◆ **Directions for this task**: Return the data exactly, with all pictures removed.

◆ **Record excerpts**:
[Start]
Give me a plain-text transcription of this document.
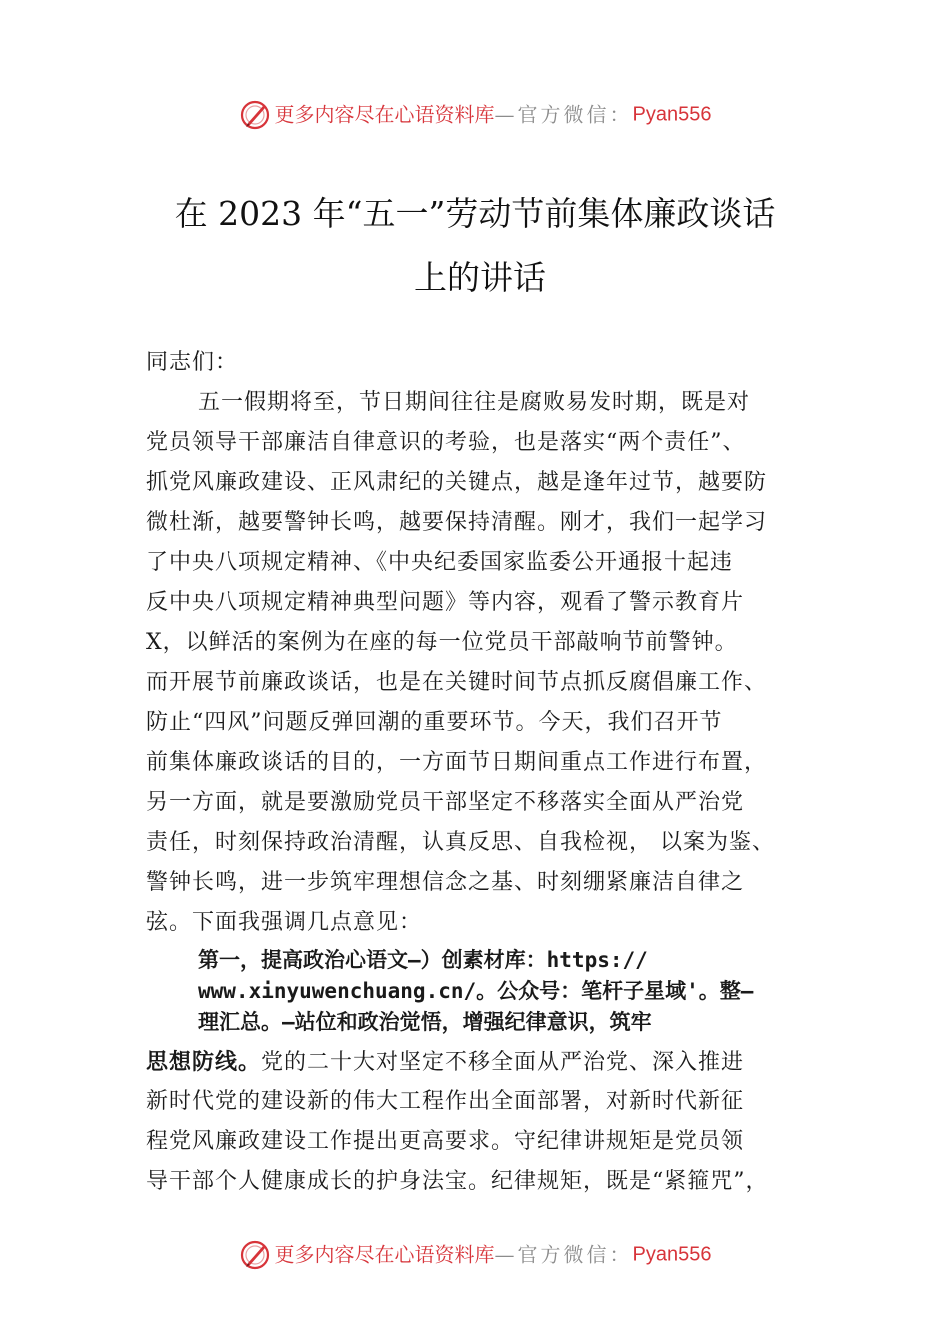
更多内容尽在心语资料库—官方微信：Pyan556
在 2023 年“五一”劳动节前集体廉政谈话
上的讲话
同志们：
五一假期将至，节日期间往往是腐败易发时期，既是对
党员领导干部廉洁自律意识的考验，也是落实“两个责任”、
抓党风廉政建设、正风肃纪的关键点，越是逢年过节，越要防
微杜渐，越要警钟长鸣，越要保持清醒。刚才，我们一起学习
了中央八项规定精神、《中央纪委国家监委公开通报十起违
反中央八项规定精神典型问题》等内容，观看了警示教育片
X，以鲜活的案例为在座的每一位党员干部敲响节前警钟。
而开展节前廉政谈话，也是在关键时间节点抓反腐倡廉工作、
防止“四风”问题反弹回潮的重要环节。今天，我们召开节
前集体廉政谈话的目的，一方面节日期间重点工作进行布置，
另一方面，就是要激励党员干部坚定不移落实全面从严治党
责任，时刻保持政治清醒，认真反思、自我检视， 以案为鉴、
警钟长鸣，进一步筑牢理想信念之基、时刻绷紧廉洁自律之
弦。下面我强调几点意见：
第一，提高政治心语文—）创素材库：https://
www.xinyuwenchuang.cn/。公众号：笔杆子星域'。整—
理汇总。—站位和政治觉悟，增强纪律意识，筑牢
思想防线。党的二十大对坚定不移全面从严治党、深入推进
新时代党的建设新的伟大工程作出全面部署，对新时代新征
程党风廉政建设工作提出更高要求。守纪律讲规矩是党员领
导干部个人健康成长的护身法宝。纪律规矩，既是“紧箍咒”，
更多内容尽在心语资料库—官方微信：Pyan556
[End]
◆ **In response**:
Give me a plain-text transcription of this document.
更多内容尽在心语资料库—官方微信：Pyan556
在 2023 年“五一”劳动节前集体廉政谈话
上的讲话
同志们：
五一假期将至，节日期间往往是腐败易发时期，既是对
党员领导干部廉洁自律意识的考验，也是落实“两个责任”、
抓党风廉政建设、正风肃纪的关键点，越是逢年过节，越要防
微杜渐，越要警钟长鸣，越要保持清醒。刚才，我们一起学习
了中央八项规定精神、《中央纪委国家监委公开通报十起违
反中央八项规定精神典型问题》等内容，观看了警示教育片
X，以鲜活的案例为在座的每一位党员干部敲响节前警钟。
而开展节前廉政谈话，也是在关键时间节点抓反腐倡廉工作、
防止“四风”问题反弹回潮的重要环节。今天，我们召开节
前集体廉政谈话的目的，一方面节日期间重点工作进行布置，
另一方面，就是要激励党员干部坚定不移落实全面从严治党
责任，时刻保持政治清醒，认真反思、自我检视， 以案为鉴、
警钟长鸣，进一步筑牢理想信念之基、时刻绷紧廉洁自律之
弦。下面我强调几点意见：
第一，提高政治心语文—）创素材库：https://
www.xinyuwenchuang.cn/。公众号：笔杆子星域'。整—
理汇总。—站位和政治觉悟，增强纪律意识，筑牢
思想防线。党的二十大对坚定不移全面从严治党、深入推进
新时代党的建设新的伟大工程作出全面部署，对新时代新征
程党风廉政建设工作提出更高要求。守纪律讲规矩是党员领
导干部个人健康成长的护身法宝。纪律规矩，既是“紧箍咒”，
更多内容尽在心语资料库—官方微信：Pyan556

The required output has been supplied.